Problem description – Copy out the entries below in full and exactly.

-.-.-

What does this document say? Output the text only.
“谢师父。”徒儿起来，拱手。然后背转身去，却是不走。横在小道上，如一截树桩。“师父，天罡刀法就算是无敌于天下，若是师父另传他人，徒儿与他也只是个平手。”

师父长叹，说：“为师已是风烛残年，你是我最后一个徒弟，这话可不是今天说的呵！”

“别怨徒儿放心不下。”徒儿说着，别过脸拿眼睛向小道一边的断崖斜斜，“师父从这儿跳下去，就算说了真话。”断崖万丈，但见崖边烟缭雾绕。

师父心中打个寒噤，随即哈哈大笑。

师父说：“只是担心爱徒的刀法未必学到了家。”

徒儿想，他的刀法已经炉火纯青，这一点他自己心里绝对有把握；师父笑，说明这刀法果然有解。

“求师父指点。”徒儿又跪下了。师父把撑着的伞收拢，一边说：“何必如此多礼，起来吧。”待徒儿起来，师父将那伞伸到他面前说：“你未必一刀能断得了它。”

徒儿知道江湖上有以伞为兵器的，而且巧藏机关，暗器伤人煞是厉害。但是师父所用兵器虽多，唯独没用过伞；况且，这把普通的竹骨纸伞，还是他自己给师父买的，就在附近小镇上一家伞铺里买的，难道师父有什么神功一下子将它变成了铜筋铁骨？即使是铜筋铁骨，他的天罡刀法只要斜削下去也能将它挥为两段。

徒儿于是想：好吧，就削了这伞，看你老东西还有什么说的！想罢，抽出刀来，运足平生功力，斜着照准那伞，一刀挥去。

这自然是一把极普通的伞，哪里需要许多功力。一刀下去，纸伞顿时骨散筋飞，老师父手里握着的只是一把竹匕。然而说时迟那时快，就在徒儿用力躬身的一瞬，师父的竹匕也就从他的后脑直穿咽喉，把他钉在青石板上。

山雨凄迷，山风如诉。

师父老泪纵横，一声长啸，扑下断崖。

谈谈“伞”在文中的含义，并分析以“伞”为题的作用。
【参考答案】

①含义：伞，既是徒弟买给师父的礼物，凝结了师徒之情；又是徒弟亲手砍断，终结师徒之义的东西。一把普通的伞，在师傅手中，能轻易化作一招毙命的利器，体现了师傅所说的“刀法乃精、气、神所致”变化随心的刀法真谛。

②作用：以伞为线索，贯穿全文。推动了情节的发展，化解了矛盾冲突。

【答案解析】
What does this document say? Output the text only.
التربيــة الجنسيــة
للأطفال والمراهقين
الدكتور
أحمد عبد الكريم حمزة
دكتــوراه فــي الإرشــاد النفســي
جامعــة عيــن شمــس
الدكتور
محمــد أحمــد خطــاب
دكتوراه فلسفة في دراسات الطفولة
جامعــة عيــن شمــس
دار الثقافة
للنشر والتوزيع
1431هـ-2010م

-.-.-

Task solution –
What does this document say? Output the text only.
“谢师父。”徒儿起来，拱手。然后背转身去，却是不走。横在小道上，如一截树桩。“师父，天罡刀法就算是无敌于天下，若是师父另传他人，徒儿与他也只是个平手。”

师父长叹，说：“为师已是风烛残年，你是我最后一个徒弟，这话可不是今天说的呵！”

“别怨徒儿放心不下。”徒儿说着，别过脸拿眼睛向小道一边的断崖斜斜，“师父从这儿跳下去，就算说了真话。”断崖万丈，但见崖边烟缭雾绕。

师父心中打个寒噤，随即哈哈大笑。

师父说：“只是担心爱徒的刀法未必学到了家。”

徒儿想，他的刀法已经炉火纯青，这一点他自己心里绝对有把握；师父笑，说明这刀法果然有解。

“求师父指点。”徒儿又跪下了。师父把撑着的伞收拢，一边说：“何必如此多礼，起来吧。”待徒儿起来，师父将那伞伸到他面前说：“你未必一刀能断得了它。”

徒儿知道江湖上有以伞为兵器的，而且巧藏机关，暗器伤人煞是厉害。但是师父所用兵器虽多，唯独没用过伞；况且，这把普通的竹骨纸伞，还是他自己给师父买的，就在附近小镇上一家伞铺里买的，难道师父有什么神功一下子将它变成了铜筋铁骨？即使是铜筋铁骨，他的天罡刀法只要斜削下去也能将它挥为两段。

徒儿于是想：好吧，就削了这伞，看你老东西还有什么说的！想罢，抽出刀来，运足平生功力，斜着照准那伞，一刀挥去。

这自然是一把极普通的伞，哪里需要许多功力。一刀下去，纸伞顿时骨散筋飞，老师父手里握着的只是一把竹匕。然而说时迟那时快，就在徒儿用力躬身的一瞬，师父的竹匕也就从他的后脑直穿咽喉，把他钉在青石板上。

山雨凄迷，山风如诉。

师父老泪纵横，一声长啸，扑下断崖。

谈谈“伞”在文中的含义，并分析以“伞”为题的作用。
【参考答案】

①含义：伞，既是徒弟买给师父的礼物，凝结了师徒之情；又是徒弟亲手砍断，终结师徒之义的东西。一把普通的伞，在师傅手中，能轻易化作一招毙命的利器，体现了师傅所说的“刀法乃精、气、神所致”变化随心的刀法真谛。

②作用：以伞为线索，贯穿全文。推动了情节的发展，化解了矛盾冲突。

【答案解析】
What does this document say? Output the text only.
التربيــة الجنسيــة
للأطفال والمراهقين
الدكتور
أحمد عبد الكريم حمزة
دكتــوراه فــي الإرشــاد النفســي
جامعــة عيــن شمــس
الدكتور
محمــد أحمــد خطــاب
دكتوراه فلسفة في دراسات الطفولة
جامعــة عيــن شمــس
دار الثقافة
للنشر والتوزيع
1431هـ-2010م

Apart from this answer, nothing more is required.